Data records
※ ※ ※

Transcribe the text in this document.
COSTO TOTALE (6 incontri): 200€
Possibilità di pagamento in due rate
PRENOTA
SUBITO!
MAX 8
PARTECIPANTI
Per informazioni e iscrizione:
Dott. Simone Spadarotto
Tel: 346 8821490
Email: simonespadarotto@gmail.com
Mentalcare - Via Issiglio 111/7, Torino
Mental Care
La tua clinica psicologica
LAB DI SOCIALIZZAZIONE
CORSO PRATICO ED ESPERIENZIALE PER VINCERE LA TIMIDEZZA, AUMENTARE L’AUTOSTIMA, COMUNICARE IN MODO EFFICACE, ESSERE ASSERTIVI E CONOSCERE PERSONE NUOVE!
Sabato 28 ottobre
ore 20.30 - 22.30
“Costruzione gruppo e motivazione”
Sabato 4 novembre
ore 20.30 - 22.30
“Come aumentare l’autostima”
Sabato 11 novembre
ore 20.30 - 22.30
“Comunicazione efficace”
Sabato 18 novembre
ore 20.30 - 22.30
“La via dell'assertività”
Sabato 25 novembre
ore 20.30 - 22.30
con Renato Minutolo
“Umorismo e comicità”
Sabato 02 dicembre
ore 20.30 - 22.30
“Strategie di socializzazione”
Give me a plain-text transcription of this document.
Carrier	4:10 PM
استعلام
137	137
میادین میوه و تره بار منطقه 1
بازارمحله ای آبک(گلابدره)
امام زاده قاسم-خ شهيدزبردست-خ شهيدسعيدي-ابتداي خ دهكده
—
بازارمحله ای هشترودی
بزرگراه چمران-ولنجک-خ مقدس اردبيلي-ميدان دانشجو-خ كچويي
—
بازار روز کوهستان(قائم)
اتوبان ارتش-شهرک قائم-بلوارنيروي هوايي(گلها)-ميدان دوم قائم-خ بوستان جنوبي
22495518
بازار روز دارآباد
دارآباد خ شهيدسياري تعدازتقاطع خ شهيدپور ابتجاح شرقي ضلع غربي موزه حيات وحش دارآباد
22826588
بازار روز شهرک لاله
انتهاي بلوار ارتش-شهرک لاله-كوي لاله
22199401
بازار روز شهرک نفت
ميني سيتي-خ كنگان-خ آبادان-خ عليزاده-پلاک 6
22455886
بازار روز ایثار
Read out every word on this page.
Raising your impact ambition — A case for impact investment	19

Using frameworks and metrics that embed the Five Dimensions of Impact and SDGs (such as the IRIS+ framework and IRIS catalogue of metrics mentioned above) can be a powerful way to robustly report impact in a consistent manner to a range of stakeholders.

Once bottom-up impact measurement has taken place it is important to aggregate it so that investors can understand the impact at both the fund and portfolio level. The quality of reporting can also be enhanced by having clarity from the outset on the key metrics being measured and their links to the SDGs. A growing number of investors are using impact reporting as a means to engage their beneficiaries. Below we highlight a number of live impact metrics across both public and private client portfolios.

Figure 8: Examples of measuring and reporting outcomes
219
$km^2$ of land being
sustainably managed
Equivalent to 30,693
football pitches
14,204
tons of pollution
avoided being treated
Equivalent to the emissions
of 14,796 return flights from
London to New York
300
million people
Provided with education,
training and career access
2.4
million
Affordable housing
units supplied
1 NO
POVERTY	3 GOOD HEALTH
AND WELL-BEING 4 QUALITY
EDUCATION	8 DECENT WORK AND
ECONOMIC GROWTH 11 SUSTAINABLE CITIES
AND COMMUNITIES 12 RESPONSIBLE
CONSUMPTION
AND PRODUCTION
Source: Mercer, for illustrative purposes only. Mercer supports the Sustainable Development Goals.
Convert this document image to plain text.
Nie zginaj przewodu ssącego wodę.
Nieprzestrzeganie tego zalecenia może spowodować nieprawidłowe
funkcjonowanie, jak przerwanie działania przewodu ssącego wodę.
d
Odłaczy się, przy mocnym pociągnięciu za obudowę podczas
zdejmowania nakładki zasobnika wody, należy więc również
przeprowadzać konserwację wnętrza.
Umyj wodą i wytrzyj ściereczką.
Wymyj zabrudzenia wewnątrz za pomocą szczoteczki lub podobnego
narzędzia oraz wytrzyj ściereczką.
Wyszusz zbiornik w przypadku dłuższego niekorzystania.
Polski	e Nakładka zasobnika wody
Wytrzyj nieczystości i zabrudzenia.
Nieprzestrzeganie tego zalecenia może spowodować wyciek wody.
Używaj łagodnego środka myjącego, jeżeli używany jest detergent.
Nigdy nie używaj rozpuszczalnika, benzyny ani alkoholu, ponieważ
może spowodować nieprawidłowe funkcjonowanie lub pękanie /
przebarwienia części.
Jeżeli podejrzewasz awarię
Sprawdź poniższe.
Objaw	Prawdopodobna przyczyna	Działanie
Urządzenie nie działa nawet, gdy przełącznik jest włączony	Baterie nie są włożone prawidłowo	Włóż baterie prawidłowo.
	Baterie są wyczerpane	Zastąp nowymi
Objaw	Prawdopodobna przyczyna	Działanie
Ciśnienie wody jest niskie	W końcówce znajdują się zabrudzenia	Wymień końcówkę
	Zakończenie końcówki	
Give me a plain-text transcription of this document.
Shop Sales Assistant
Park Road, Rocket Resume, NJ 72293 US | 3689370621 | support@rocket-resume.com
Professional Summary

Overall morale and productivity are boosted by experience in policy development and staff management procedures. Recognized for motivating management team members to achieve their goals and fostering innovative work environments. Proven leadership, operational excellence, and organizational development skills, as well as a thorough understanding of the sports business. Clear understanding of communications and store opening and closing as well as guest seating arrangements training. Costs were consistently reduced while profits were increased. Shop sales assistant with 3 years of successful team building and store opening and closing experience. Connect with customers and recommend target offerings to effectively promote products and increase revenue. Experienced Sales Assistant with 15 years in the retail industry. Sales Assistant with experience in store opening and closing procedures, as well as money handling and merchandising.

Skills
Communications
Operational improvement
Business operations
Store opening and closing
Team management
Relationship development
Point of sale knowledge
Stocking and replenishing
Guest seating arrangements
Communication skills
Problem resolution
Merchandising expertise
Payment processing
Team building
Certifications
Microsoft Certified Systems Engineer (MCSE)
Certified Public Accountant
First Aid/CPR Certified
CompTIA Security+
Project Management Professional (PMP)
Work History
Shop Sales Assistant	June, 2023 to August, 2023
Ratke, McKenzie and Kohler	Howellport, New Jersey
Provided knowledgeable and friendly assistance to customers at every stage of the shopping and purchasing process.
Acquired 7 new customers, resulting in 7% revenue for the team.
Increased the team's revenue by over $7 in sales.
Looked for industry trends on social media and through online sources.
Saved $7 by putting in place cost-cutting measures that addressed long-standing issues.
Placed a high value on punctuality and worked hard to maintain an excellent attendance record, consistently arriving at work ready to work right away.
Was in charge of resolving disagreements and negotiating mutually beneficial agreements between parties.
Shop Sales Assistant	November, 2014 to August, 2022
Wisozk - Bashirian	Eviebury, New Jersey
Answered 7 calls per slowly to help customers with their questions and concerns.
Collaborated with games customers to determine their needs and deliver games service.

※ ※ ※

**Task details:** Reproduce the records above exactly.

**Final answer:**
Transcribe the text in this document.
COSTO TOTALE (6 incontri): 200€
Possibilità di pagamento in due rate
PRENOTA
SUBITO!
MAX 8
PARTECIPANTI
Per informazioni e iscrizione:
Dott. Simone Spadarotto
Tel: 346 8821490
Email: simonespadarotto@gmail.com
Mentalcare - Via Issiglio 111/7, Torino
Mental Care
La tua clinica psicologica
LAB DI SOCIALIZZAZIONE
CORSO PRATICO ED ESPERIENZIALE PER VINCERE LA TIMIDEZZA, AUMENTARE L’AUTOSTIMA, COMUNICARE IN MODO EFFICACE, ESSERE ASSERTIVI E CONOSCERE PERSONE NUOVE!
Sabato 28 ottobre
ore 20.30 - 22.30
“Costruzione gruppo e motivazione”
Sabato 4 novembre
ore 20.30 - 22.30
“Come aumentare l’autostima”
Sabato 11 novembre
ore 20.30 - 22.30
“Comunicazione efficace”
Sabato 18 novembre
ore 20.30 - 22.30
“La via dell'assertività”
Sabato 25 novembre
ore 20.30 - 22.30
con Renato Minutolo
“Umorismo e comicità”
Sabato 02 dicembre
ore 20.30 - 22.30
“Strategie di socializzazione”
Give me a plain-text transcription of this document.
Carrier	4:10 PM
استعلام
137	137
میادین میوه و تره بار منطقه 1
بازارمحله ای آبک(گلابدره)
امام زاده قاسم-خ شهيدزبردست-خ شهيدسعيدي-ابتداي خ دهكده
—
بازارمحله ای هشترودی
بزرگراه چمران-ولنجک-خ مقدس اردبيلي-ميدان دانشجو-خ كچويي
—
بازار روز کوهستان(قائم)
اتوبان ارتش-شهرک قائم-بلوارنيروي هوايي(گلها)-ميدان دوم قائم-خ بوستان جنوبي
22495518
بازار روز دارآباد
دارآباد خ شهيدسياري تعدازتقاطع خ شهيدپور ابتجاح شرقي ضلع غربي موزه حيات وحش دارآباد
22826588
بازار روز شهرک لاله
انتهاي بلوار ارتش-شهرک لاله-كوي لاله
22199401
بازار روز شهرک نفت
ميني سيتي-خ كنگان-خ آبادان-خ عليزاده-پلاک 6
22455886
بازار روز ایثار
Read out every word on this page.
Raising your impact ambition — A case for impact investment	19

Using frameworks and metrics that embed the Five Dimensions of Impact and SDGs (such as the IRIS+ framework and IRIS catalogue of metrics mentioned above) can be a powerful way to robustly report impact in a consistent manner to a range of stakeholders.

Once bottom-up impact measurement has taken place it is important to aggregate it so that investors can understand the impact at both the fund and portfolio level. The quality of reporting can also be enhanced by having clarity from the outset on the key metrics being measured and their links to the SDGs. A growing number of investors are using impact reporting as a means to engage their beneficiaries. Below we highlight a number of live impact metrics across both public and private client portfolios.

Figure 8: Examples of measuring and reporting outcomes
219
$km^2$ of land being
sustainably managed
Equivalent to 30,693
football pitches
14,204
tons of pollution
avoided being treated
Equivalent to the emissions
of 14,796 return flights from
London to New York
300
million people
Provided with education,
training and career access
2.4
million
Affordable housing
units supplied
1 NO
POVERTY	3 GOOD HEALTH
AND WELL-BEING 4 QUALITY
EDUCATION	8 DECENT WORK AND
ECONOMIC GROWTH 11 SUSTAINABLE CITIES
AND COMMUNITIES 12 RESPONSIBLE
CONSUMPTION
AND PRODUCTION
Source: Mercer, for illustrative purposes only. Mercer supports the Sustainable Development Goals.
Convert this document image to plain text.
Nie zginaj przewodu ssącego wodę.
Nieprzestrzeganie tego zalecenia może spowodować nieprawidłowe
funkcjonowanie, jak przerwanie działania przewodu ssącego wodę.
d
Odłaczy się, przy mocnym pociągnięciu za obudowę podczas
zdejmowania nakładki zasobnika wody, należy więc również
przeprowadzać konserwację wnętrza.
Umyj wodą i wytrzyj ściereczką.
Wymyj zabrudzenia wewnątrz za pomocą szczoteczki lub podobnego
narzędzia oraz wytrzyj ściereczką.
Wyszusz zbiornik w przypadku dłuższego niekorzystania.
Polski	e Nakładka zasobnika wody
Wytrzyj nieczystości i zabrudzenia.
Nieprzestrzeganie tego zalecenia może spowodować wyciek wody.
Używaj łagodnego środka myjącego, jeżeli używany jest detergent.
Nigdy nie używaj rozpuszczalnika, benzyny ani alkoholu, ponieważ
może spowodować nieprawidłowe funkcjonowanie lub pękanie /
przebarwienia części.
Jeżeli podejrzewasz awarię
Sprawdź poniższe.
Objaw	Prawdopodobna przyczyna	Działanie
Urządzenie nie działa nawet, gdy przełącznik jest włączony	Baterie nie są włożone prawidłowo	Włóż baterie prawidłowo.
	Baterie są wyczerpane	Zastąp nowymi
Objaw	Prawdopodobna przyczyna	Działanie
Ciśnienie wody jest niskie	W końcówce znajdują się zabrudzenia	Wymień końcówkę
	Zakończenie końcówki	
Give me a plain-text transcription of this document.
Shop Sales Assistant
Park Road, Rocket Resume, NJ 72293 US | 3689370621 | support@rocket-resume.com
Professional Summary

Overall morale and productivity are boosted by experience in policy development and staff management procedures. Recognized for motivating management team members to achieve their goals and fostering innovative work environments. Proven leadership, operational excellence, and organizational development skills, as well as a thorough understanding of the sports business. Clear understanding of communications and store opening and closing as well as guest seating arrangements training. Costs were consistently reduced while profits were increased. Shop sales assistant with 3 years of successful team building and store opening and closing experience. Connect with customers and recommend target offerings to effectively promote products and increase revenue. Experienced Sales Assistant with 15 years in the retail industry. Sales Assistant with experience in store opening and closing procedures, as well as money handling and merchandising.

Skills
Communications
Operational improvement
Business operations
Store opening and closing
Team management
Relationship development
Point of sale knowledge
Stocking and replenishing
Guest seating arrangements
Communication skills
Problem resolution
Merchandising expertise
Payment processing
Team building
Certifications
Microsoft Certified Systems Engineer (MCSE)
Certified Public Accountant
First Aid/CPR Certified
CompTIA Security+
Project Management Professional (PMP)
Work History
Shop Sales Assistant	June, 2023 to August, 2023
Ratke, McKenzie and Kohler	Howellport, New Jersey
Provided knowledgeable and friendly assistance to customers at every stage of the shopping and purchasing process.
Acquired 7 new customers, resulting in 7% revenue for the team.
Increased the team's revenue by over $7 in sales.
Looked for industry trends on social media and through online sources.
Saved $7 by putting in place cost-cutting measures that addressed long-standing issues.
Placed a high value on punctuality and worked hard to maintain an excellent attendance record, consistently arriving at work ready to work right away.
Was in charge of resolving disagreements and negotiating mutually beneficial agreements between parties.
Shop Sales Assistant	November, 2014 to August, 2022
Wisozk - Bashirian	Eviebury, New Jersey
Answered 7 calls per slowly to help customers with their questions and concerns.
Collaborated with games customers to determine their needs and deliver games service.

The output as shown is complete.